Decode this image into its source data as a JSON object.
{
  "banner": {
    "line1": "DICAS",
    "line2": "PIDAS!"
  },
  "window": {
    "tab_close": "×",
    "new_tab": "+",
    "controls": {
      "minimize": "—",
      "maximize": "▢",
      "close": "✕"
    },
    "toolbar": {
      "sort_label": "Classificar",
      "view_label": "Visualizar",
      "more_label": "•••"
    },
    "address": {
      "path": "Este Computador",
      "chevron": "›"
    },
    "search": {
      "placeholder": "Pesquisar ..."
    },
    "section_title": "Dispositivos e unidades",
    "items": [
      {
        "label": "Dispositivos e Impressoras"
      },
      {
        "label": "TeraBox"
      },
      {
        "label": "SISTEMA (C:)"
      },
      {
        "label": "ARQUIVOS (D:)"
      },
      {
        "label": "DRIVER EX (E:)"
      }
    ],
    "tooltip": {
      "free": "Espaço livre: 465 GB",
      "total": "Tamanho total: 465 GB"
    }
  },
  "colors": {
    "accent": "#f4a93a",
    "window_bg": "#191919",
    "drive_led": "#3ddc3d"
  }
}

### Stated task
Retype the entries exactly, including every line.

### Answer to the problem
Decode this image into its source data as a JSON object.
{
  "banner": {
    "line1": "DICAS",
    "line2": "PIDAS!"
  },
  "window": {
    "tab_close": "×",
    "new_tab": "+",
    "controls": {
      "minimize": "—",
      "maximize": "▢",
      "close": "✕"
    },
    "toolbar": {
      "sort_label": "Classificar",
      "view_label": "Visualizar",
      "more_label": "•••"
    },
    "address": {
      "path": "Este Computador",
      "chevron": "›"
    },
    "search": {
      "placeholder": "Pesquisar ..."
    },
    "section_title": "Dispositivos e unidades",
    "items": [
      {
        "label": "Dispositivos e Impressoras"
      },
      {
        "label": "TeraBox"
      },
      {
        "label": "SISTEMA (C:)"
      },
      {
        "label": "ARQUIVOS (D:)"
      },
      {
        "label": "DRIVER EX (E:)"
      }
    ],
    "tooltip": {
      "free": "Espaço livre: 465 GB",
      "total": "Tamanho total: 465 GB"
    }
  },
  "colors": {
    "accent": "#f4a93a",
    "window_bg": "#191919",
    "drive_led": "#3ddc3d"
  }
}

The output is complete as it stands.